● Task description
Using "Wilson" as the search string, find the matching lines below and copy them.

● Stored data
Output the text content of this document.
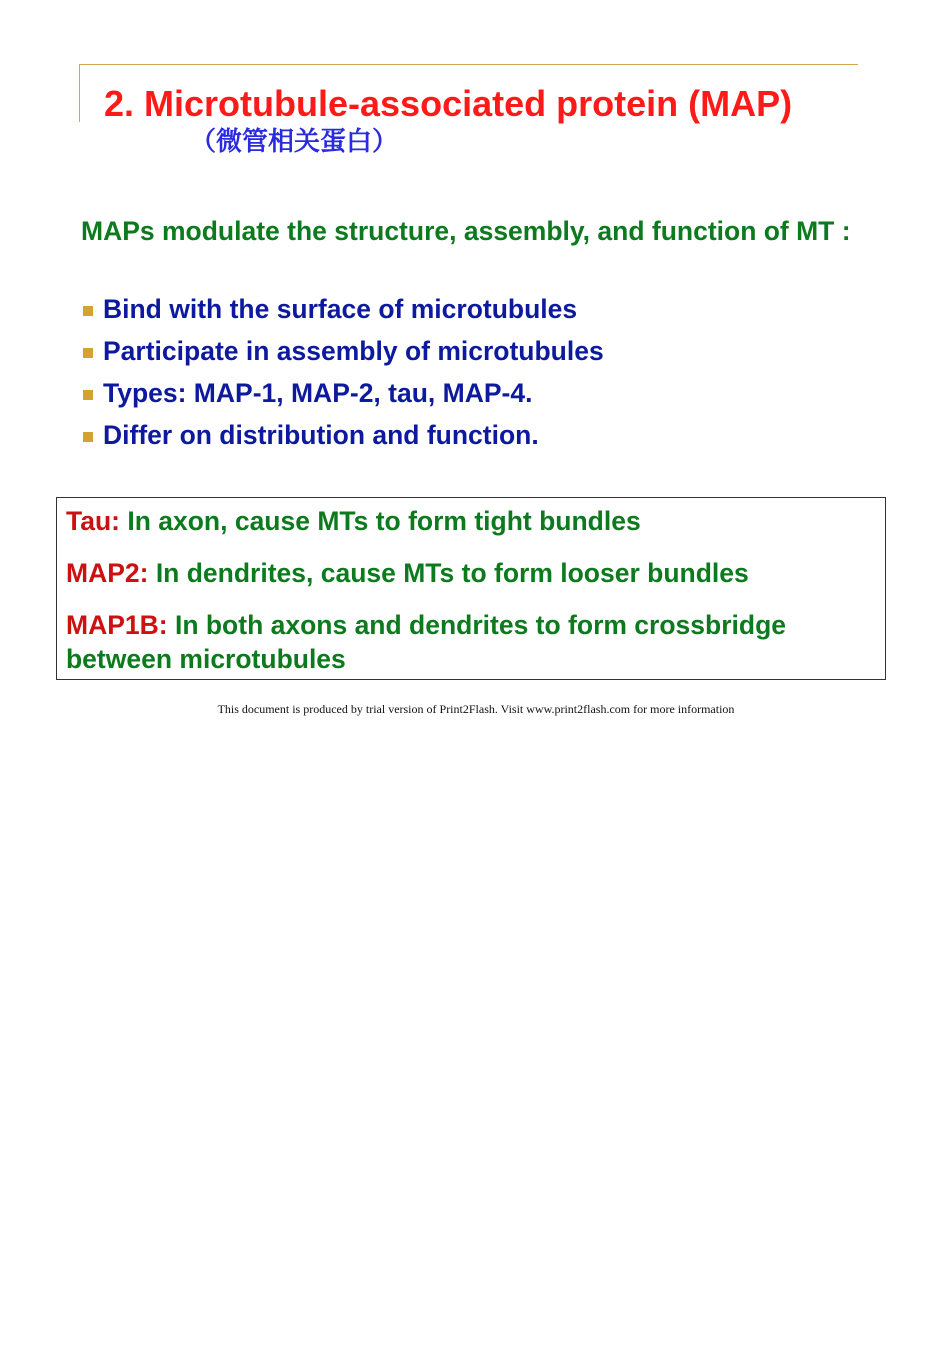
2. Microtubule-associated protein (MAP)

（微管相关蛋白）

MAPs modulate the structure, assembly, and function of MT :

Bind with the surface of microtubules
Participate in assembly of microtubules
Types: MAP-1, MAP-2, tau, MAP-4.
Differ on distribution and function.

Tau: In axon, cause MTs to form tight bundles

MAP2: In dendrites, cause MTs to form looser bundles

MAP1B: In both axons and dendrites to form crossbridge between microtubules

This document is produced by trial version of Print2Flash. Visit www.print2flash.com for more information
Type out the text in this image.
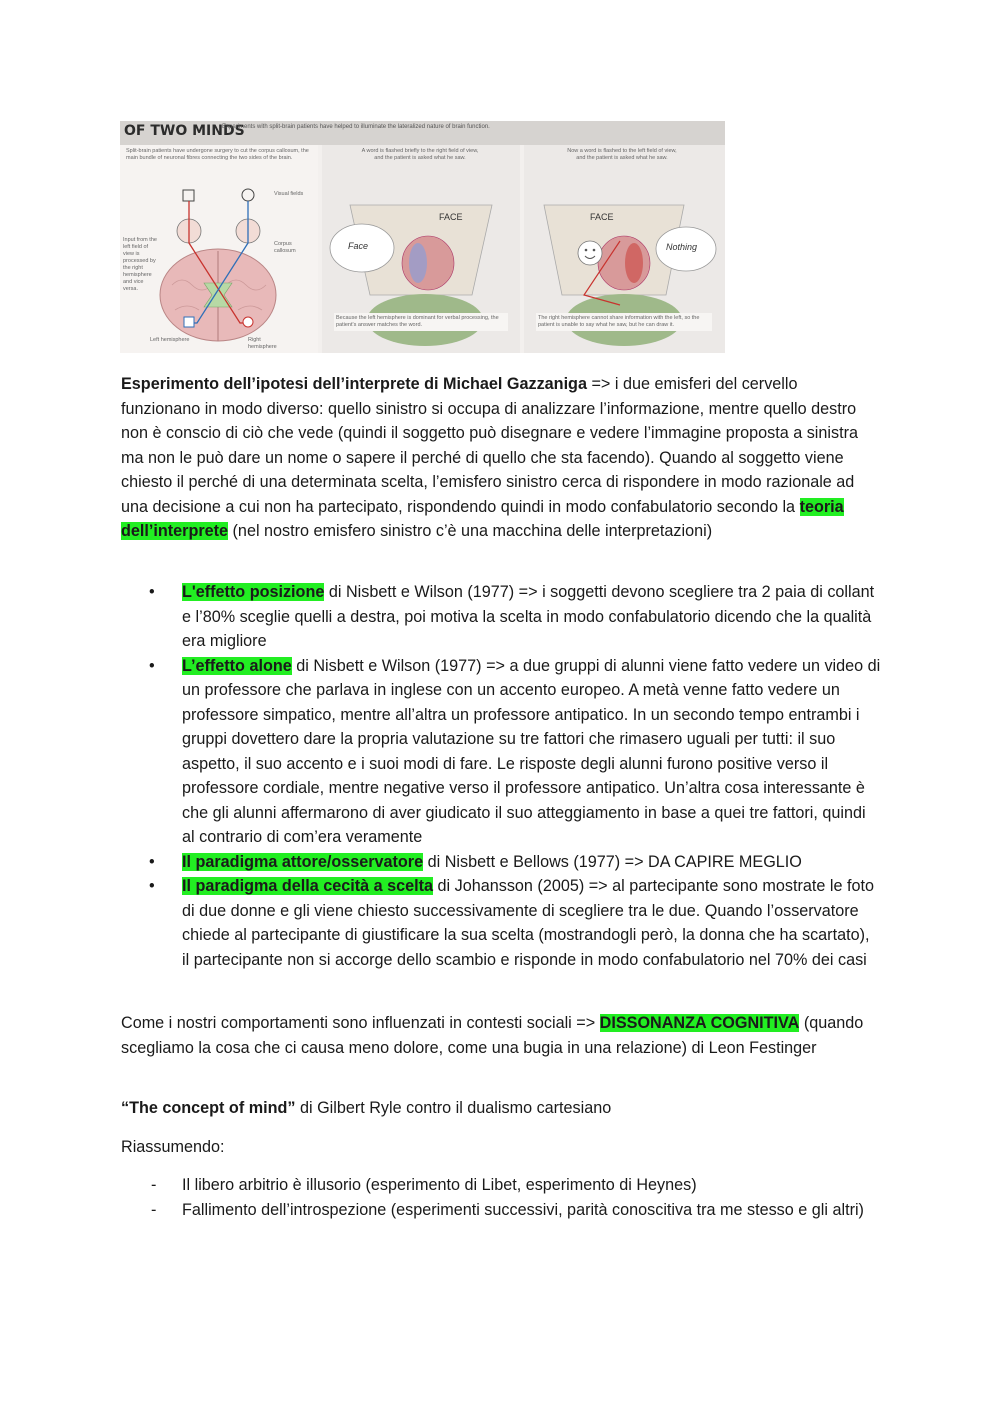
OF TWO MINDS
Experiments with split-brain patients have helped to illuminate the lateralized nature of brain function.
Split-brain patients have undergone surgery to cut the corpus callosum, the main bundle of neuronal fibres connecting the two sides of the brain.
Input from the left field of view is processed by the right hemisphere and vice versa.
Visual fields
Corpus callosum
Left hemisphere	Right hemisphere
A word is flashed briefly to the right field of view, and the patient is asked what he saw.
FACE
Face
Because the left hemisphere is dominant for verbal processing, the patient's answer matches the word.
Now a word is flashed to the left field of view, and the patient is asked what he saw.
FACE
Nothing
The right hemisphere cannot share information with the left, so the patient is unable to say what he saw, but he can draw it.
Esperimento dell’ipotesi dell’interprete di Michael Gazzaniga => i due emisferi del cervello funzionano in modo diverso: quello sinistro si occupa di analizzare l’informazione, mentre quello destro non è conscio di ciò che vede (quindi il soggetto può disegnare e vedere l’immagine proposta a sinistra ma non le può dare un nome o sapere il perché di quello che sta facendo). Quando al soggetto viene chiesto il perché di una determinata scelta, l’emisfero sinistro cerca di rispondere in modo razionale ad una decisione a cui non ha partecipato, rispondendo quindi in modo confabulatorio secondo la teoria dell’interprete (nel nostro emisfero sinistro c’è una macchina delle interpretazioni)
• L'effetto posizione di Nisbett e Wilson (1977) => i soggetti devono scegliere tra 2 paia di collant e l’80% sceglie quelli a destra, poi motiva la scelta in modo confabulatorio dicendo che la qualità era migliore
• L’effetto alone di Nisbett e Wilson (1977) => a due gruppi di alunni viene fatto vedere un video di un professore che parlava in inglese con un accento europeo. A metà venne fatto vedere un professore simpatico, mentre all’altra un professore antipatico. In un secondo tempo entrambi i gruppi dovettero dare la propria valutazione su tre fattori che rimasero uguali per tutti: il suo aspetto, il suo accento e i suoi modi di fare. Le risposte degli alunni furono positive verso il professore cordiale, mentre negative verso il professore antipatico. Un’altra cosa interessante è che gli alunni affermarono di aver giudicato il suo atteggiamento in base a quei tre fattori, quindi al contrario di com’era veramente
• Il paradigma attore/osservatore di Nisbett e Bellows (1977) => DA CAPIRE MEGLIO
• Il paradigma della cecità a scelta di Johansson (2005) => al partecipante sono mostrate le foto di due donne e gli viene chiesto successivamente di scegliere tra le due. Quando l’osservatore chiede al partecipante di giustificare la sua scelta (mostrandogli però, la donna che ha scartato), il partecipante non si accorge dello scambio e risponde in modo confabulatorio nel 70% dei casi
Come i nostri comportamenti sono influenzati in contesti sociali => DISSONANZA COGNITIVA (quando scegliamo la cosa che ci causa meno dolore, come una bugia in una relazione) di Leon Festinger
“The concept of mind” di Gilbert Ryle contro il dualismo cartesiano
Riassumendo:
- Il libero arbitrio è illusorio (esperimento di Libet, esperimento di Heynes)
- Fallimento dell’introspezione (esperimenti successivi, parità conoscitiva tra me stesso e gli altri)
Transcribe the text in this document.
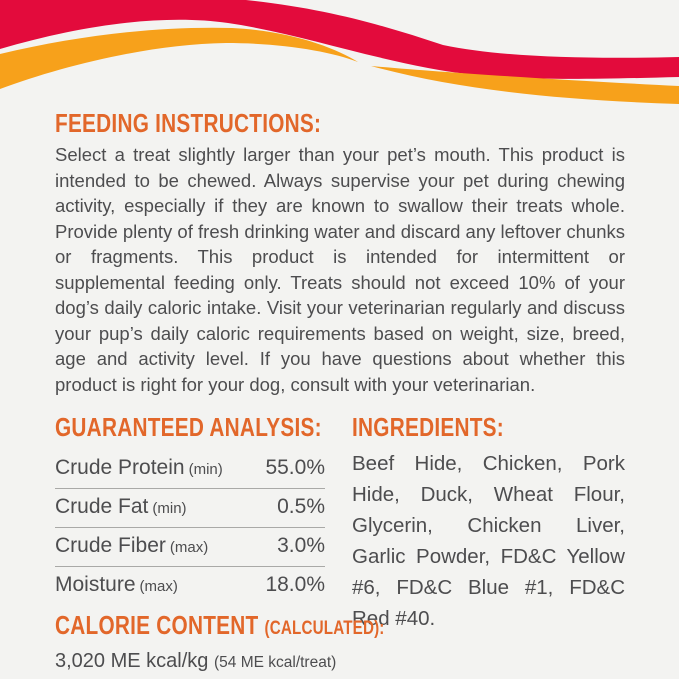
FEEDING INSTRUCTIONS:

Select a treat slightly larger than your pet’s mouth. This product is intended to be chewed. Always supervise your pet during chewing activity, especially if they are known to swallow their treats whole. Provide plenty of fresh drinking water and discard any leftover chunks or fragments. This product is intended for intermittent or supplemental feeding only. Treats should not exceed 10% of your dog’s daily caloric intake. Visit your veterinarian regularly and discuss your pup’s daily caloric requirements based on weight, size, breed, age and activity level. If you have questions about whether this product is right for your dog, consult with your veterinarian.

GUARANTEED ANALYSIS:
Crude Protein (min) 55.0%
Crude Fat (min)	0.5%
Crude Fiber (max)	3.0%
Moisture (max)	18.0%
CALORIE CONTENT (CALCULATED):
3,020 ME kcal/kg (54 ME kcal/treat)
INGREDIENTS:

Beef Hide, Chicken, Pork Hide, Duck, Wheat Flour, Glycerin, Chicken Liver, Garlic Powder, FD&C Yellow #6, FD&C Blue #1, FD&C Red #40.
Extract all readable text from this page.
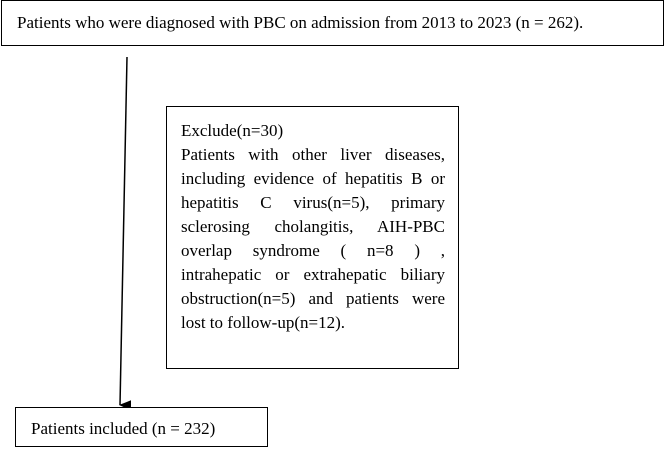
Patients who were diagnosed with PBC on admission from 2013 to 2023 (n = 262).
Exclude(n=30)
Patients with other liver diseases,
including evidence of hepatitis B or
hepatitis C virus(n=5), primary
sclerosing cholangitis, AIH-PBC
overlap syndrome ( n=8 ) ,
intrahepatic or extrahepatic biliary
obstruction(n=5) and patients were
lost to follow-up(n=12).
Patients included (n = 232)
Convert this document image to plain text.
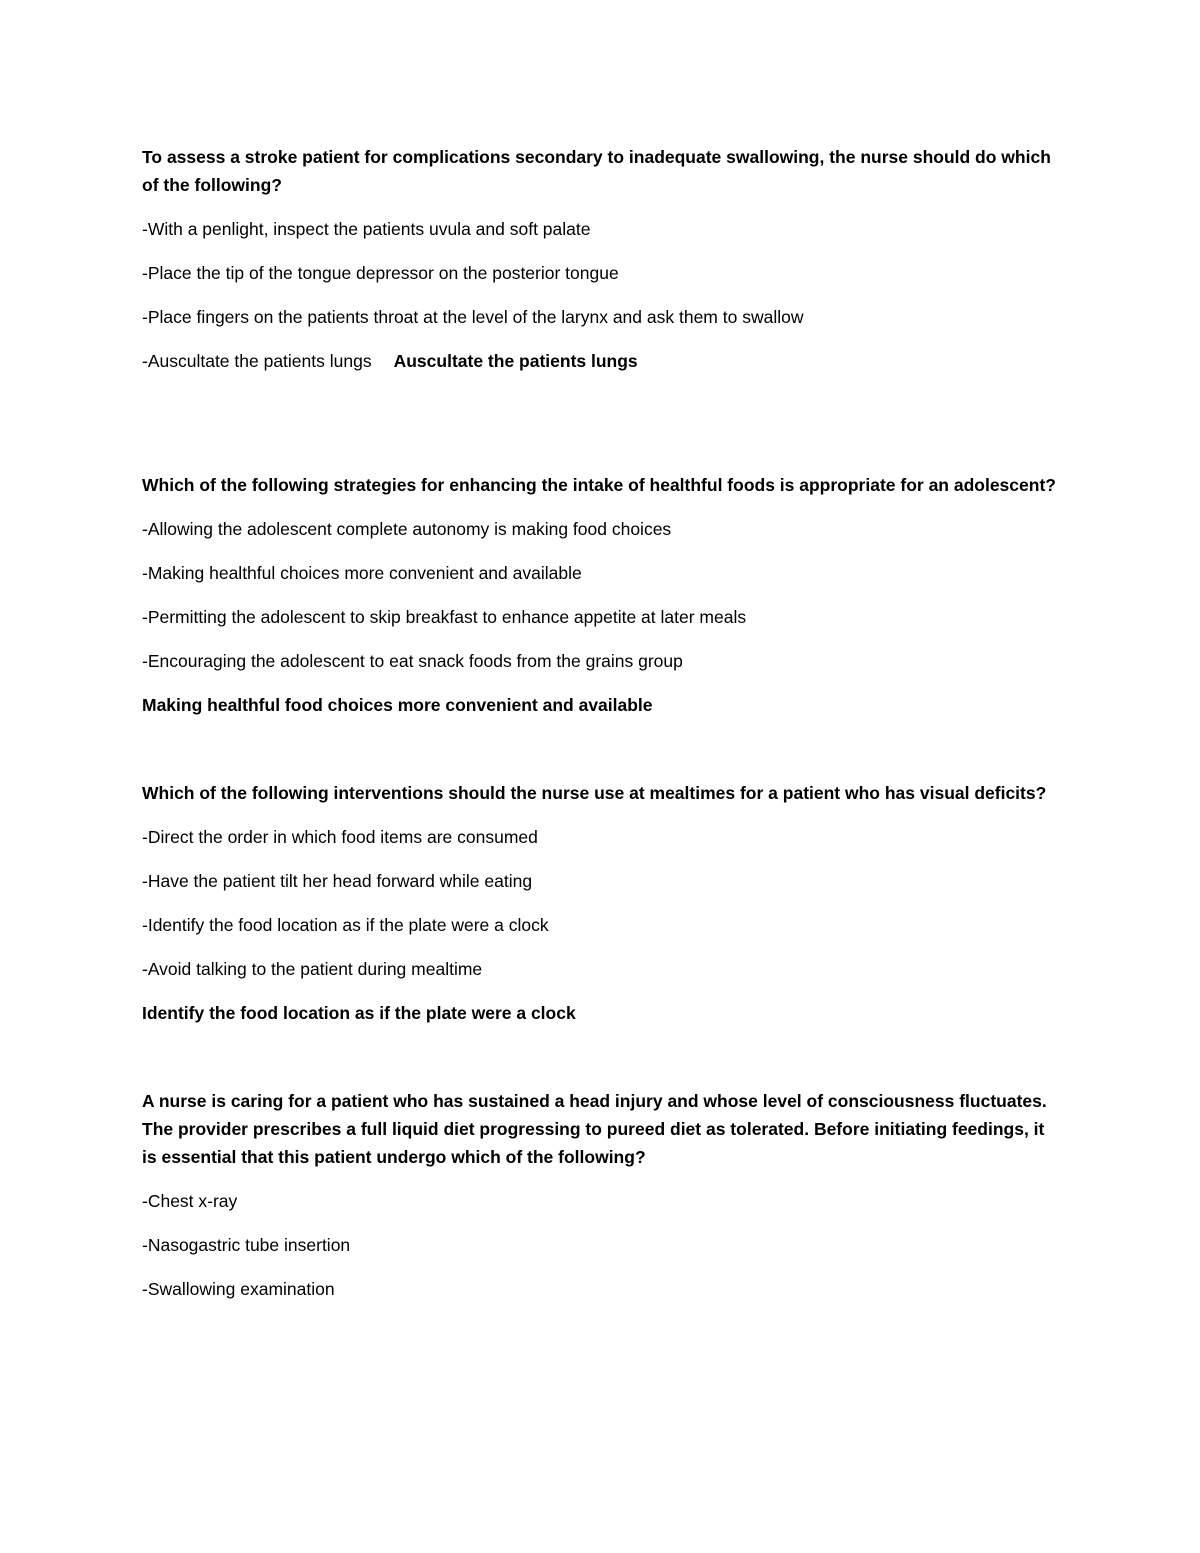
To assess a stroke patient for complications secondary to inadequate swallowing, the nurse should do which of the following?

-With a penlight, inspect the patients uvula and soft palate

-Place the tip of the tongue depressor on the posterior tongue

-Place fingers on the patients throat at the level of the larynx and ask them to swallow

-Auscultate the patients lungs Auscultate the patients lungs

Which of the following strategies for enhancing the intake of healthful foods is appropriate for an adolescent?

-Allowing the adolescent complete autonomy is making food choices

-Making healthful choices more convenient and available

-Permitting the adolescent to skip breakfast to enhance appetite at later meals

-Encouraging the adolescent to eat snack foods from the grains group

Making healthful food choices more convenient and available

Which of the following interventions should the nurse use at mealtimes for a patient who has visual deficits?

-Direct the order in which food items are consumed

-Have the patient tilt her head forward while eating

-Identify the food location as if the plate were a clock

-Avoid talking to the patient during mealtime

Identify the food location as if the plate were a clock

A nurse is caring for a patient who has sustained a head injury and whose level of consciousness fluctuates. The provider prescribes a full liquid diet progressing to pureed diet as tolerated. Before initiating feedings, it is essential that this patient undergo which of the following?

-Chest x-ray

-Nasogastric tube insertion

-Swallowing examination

● Exercise result
• L'effetto posizione di Nisbett e Wilson (1977) => i soggetti devono scegliere tra 2 paia di collant e l’80% sceglie quelli a destra, poi motiva la scelta in modo confabulatorio dicendo che la qualità era migliore
• L’effetto alone di Nisbett e Wilson (1977) => a due gruppi di alunni viene fatto vedere un video di un professore che parlava in inglese con un accento europeo. A metà venne fatto vedere un professore simpatico, mentre all’altra un professore antipatico. In un secondo tempo entrambi i gruppi dovettero dare la propria valutazione su tre fattori che rimasero uguali per tutti: il suo aspetto, il suo accento e i suoi modi di fare. Le risposte degli alunni furono positive verso il professore cordiale, mentre negative verso il professore antipatico. Un’altra cosa interessante è che gli alunni affermarono di aver giudicato il suo atteggiamento in base a quei tre fattori, quindi al contrario di com’era veramente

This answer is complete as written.